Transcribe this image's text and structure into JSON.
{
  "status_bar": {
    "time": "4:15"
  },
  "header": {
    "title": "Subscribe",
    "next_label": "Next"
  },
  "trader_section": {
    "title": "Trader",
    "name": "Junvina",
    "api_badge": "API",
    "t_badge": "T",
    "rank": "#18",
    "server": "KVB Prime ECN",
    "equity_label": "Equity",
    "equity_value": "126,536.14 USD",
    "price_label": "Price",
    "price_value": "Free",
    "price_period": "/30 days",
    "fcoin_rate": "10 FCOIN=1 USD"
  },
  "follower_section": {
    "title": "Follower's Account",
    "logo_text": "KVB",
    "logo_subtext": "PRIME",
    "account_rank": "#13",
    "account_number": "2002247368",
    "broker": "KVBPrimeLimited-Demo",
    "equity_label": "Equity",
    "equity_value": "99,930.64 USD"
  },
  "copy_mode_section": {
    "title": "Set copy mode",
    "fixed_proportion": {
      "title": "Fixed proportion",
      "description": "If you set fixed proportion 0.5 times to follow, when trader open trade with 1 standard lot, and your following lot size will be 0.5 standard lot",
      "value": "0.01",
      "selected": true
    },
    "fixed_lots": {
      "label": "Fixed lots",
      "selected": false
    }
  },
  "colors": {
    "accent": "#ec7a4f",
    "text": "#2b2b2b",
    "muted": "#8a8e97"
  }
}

PROBLEM DETAILS
Copy down the whole of the data above, matching it exactly.

RESULT FOR THIS TASK
Transcribe this image's text and structure into JSON.
{
  "status_bar": {
    "time": "4:15"
  },
  "header": {
    "title": "Subscribe",
    "next_label": "Next"
  },
  "trader_section": {
    "title": "Trader",
    "name": "Junvina",
    "api_badge": "API",
    "t_badge": "T",
    "rank": "#18",
    "server": "KVB Prime ECN",
    "equity_label": "Equity",
    "equity_value": "126,536.14 USD",
    "price_label": "Price",
    "price_value": "Free",
    "price_period": "/30 days",
    "fcoin_rate": "10 FCOIN=1 USD"
  },
  "follower_section": {
    "title": "Follower's Account",
    "logo_text": "KVB",
    "logo_subtext": "PRIME",
    "account_rank": "#13",
    "account_number": "2002247368",
    "broker": "KVBPrimeLimited-Demo",
    "equity_label": "Equity",
    "equity_value": "99,930.64 USD"
  },
  "copy_mode_section": {
    "title": "Set copy mode",
    "fixed_proportion": {
      "title": "Fixed proportion",
      "description": "If you set fixed proportion 0.5 times to follow, when trader open trade with 1 standard lot, and your following lot size will be 0.5 standard lot",
      "value": "0.01",
      "selected": true
    },
    "fixed_lots": {
      "label": "Fixed lots",
      "selected": false
    }
  },
  "colors": {
    "accent": "#ec7a4f",
    "text": "#2b2b2b",
    "muted": "#8a8e97"
  }
}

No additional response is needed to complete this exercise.